** Begin Data for processing **

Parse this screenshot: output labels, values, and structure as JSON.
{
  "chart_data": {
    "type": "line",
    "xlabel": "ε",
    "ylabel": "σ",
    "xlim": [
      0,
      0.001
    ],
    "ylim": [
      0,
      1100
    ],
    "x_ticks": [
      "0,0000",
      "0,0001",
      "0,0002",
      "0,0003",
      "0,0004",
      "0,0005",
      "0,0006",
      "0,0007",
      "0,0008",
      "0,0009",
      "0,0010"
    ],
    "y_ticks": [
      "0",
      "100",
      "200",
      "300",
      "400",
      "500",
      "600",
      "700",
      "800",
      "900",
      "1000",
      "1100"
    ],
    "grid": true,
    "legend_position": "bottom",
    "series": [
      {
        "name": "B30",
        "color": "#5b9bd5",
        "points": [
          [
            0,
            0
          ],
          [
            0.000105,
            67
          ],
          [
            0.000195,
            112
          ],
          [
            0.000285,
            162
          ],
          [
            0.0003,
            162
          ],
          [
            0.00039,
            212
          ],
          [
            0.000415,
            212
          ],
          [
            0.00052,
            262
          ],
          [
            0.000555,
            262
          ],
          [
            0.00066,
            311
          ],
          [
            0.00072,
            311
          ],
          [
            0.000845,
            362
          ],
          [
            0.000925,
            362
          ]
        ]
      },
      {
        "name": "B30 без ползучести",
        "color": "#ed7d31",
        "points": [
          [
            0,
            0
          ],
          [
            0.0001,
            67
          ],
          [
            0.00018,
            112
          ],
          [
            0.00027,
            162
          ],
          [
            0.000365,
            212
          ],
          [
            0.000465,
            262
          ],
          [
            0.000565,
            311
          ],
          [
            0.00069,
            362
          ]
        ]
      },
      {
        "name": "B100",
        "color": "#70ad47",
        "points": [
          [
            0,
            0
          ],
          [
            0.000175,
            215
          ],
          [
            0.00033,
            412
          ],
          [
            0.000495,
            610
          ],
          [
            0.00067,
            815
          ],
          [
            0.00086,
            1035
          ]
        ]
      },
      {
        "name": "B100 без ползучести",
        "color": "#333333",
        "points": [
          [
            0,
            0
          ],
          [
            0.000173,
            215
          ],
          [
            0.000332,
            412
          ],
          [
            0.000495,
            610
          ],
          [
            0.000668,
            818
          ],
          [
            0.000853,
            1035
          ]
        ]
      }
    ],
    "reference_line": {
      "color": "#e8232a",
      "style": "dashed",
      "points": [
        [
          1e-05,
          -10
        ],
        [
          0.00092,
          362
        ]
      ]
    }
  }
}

** End Data for processing **

### Task prompt
Copy down every line of the material above that includes the string "ползучести".

### Solution for this problem
        "name": "B30 без ползучести",
        "name": "B100 без ползучести",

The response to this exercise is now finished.